> Part of a data file
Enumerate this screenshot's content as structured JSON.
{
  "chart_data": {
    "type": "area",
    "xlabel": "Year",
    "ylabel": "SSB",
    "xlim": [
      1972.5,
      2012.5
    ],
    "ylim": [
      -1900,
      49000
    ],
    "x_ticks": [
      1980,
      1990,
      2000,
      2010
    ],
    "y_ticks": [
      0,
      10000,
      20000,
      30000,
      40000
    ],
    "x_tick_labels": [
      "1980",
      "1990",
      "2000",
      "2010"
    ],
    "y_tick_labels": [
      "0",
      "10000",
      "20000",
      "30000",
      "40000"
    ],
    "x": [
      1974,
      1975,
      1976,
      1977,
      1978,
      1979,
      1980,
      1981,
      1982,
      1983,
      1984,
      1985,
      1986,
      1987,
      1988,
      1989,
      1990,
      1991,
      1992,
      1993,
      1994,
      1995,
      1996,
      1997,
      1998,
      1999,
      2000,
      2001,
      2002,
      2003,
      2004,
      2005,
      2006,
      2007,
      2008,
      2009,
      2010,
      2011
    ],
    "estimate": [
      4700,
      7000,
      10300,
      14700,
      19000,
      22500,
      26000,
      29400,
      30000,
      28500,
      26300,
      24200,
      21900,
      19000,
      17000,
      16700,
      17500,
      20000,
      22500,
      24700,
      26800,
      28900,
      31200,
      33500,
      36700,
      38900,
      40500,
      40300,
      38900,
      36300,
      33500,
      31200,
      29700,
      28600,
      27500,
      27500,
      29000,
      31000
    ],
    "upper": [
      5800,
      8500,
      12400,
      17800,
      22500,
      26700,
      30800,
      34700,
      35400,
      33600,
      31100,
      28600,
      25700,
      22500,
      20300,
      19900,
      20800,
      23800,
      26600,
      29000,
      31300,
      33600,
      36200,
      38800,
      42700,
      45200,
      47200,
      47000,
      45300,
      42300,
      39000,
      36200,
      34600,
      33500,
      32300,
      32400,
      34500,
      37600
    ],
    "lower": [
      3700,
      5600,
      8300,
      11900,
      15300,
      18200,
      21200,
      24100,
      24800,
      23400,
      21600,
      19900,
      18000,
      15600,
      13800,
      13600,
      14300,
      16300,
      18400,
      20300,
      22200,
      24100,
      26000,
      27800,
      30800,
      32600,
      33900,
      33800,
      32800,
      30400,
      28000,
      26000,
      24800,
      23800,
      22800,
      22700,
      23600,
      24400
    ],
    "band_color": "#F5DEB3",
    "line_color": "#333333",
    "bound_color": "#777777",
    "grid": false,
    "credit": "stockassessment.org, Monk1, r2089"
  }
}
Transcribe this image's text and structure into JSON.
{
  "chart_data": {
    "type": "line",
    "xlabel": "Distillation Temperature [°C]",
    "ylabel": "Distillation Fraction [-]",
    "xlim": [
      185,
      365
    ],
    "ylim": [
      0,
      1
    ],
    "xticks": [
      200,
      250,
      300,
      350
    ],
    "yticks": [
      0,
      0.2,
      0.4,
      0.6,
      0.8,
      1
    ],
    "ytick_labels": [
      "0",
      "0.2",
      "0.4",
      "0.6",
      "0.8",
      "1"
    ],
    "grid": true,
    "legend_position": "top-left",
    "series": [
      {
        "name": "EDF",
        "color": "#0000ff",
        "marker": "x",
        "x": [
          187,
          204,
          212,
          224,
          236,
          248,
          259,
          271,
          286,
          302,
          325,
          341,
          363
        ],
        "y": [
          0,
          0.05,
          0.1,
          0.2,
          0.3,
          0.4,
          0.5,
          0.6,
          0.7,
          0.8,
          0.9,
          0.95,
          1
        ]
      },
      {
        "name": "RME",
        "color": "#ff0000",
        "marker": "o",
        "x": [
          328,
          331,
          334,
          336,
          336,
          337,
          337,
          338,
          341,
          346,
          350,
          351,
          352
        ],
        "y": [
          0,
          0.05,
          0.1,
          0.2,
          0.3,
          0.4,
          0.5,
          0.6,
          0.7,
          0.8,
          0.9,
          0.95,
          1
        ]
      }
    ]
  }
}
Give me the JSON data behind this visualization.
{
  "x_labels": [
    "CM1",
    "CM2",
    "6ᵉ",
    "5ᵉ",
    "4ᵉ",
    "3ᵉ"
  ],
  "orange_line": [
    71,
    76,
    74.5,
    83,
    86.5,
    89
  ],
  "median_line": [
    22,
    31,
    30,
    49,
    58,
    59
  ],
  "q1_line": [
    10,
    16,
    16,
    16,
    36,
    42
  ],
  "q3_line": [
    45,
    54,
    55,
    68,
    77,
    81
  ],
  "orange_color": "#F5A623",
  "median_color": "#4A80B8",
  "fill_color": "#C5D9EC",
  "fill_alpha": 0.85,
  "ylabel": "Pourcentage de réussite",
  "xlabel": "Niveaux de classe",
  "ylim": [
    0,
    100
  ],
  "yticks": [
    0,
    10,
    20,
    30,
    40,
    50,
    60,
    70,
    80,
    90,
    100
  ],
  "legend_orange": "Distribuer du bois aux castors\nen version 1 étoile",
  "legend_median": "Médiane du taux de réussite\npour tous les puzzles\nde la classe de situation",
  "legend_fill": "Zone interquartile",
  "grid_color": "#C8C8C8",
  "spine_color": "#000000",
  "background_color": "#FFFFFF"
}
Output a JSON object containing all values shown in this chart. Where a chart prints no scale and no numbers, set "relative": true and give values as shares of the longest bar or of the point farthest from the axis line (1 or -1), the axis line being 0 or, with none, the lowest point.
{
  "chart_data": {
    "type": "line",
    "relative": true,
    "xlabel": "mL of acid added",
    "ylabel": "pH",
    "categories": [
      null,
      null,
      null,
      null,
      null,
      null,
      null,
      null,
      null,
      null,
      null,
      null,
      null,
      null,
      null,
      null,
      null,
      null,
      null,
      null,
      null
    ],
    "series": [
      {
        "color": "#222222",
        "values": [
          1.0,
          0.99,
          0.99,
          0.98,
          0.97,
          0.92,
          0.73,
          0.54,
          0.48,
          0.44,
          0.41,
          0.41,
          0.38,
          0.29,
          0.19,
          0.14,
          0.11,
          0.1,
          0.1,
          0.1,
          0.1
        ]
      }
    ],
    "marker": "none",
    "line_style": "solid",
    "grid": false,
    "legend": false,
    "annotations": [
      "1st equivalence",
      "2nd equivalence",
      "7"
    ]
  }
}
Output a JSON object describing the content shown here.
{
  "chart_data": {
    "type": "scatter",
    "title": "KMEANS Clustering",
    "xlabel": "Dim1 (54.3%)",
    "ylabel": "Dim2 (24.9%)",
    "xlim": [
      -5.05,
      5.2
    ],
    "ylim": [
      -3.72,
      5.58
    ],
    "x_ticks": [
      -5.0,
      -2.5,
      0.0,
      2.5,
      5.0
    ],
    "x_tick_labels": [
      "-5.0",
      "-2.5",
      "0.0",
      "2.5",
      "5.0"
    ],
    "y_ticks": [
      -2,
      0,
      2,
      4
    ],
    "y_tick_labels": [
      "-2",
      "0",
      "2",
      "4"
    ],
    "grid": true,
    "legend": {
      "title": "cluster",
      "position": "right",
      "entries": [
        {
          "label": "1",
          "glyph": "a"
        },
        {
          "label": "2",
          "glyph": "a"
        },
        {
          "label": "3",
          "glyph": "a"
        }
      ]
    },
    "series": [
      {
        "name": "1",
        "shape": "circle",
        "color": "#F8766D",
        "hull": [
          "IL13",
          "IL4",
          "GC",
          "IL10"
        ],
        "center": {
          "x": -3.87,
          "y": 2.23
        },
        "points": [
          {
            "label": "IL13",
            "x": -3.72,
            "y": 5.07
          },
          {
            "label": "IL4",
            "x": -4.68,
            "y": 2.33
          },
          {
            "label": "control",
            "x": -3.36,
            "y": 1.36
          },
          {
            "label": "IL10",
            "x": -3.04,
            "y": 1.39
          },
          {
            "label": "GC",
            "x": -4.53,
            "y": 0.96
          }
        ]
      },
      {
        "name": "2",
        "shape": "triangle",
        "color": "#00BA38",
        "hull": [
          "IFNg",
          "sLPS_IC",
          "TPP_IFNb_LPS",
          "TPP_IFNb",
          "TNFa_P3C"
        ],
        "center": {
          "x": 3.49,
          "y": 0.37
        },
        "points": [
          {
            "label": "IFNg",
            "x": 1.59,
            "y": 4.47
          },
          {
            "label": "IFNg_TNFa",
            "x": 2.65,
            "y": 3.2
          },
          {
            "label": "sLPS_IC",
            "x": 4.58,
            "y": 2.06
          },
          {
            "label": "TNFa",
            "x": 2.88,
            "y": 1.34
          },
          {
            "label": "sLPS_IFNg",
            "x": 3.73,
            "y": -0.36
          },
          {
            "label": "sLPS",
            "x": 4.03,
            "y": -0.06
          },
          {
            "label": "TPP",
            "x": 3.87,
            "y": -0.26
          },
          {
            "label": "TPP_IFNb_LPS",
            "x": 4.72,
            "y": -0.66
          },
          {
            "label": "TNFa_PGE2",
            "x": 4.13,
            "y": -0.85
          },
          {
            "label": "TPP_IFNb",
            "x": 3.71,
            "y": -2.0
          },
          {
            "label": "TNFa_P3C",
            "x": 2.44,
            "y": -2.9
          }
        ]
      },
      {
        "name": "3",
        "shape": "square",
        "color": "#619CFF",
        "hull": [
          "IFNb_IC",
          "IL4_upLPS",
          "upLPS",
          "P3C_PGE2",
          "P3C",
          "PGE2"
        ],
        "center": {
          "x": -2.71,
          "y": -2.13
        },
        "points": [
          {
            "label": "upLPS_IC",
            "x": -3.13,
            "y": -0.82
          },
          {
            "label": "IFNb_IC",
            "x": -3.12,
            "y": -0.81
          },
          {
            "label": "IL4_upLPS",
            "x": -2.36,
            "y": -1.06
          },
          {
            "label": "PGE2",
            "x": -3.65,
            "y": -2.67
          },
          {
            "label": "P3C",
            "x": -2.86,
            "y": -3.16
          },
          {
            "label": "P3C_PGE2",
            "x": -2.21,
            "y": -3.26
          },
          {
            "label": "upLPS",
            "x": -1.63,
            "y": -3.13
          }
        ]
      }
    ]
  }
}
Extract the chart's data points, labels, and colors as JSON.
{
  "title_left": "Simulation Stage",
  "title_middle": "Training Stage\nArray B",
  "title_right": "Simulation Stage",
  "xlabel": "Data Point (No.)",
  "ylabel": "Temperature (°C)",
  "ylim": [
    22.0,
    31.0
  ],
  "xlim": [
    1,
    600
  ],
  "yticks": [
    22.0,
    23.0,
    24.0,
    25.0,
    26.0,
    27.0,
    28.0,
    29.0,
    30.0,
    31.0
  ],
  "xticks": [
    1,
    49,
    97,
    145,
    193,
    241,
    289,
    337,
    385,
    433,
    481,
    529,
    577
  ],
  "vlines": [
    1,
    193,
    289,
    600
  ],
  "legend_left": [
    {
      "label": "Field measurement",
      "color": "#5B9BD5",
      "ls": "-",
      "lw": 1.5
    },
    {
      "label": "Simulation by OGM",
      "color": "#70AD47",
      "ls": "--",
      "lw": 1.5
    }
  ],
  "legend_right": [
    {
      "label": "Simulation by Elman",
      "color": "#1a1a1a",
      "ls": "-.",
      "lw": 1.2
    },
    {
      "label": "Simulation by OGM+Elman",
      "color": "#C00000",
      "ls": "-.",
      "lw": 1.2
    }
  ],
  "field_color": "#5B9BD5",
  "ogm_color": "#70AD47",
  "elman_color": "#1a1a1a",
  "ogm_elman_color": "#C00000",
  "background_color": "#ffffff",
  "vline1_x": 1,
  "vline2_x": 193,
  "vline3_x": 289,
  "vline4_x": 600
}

> Stated goal
From the records, copy every line that has the string "Output" in it.

> Correct answer
Output a JSON object containing all values shown in this chart. Where a chart prints no scale and no numbers, set "relative": true and give values as shares of the longest bar or of the point farthest from the axis line (1 or -1), the axis line being 0 or, with none, the lowest point.
Output a JSON object describing the content shown here.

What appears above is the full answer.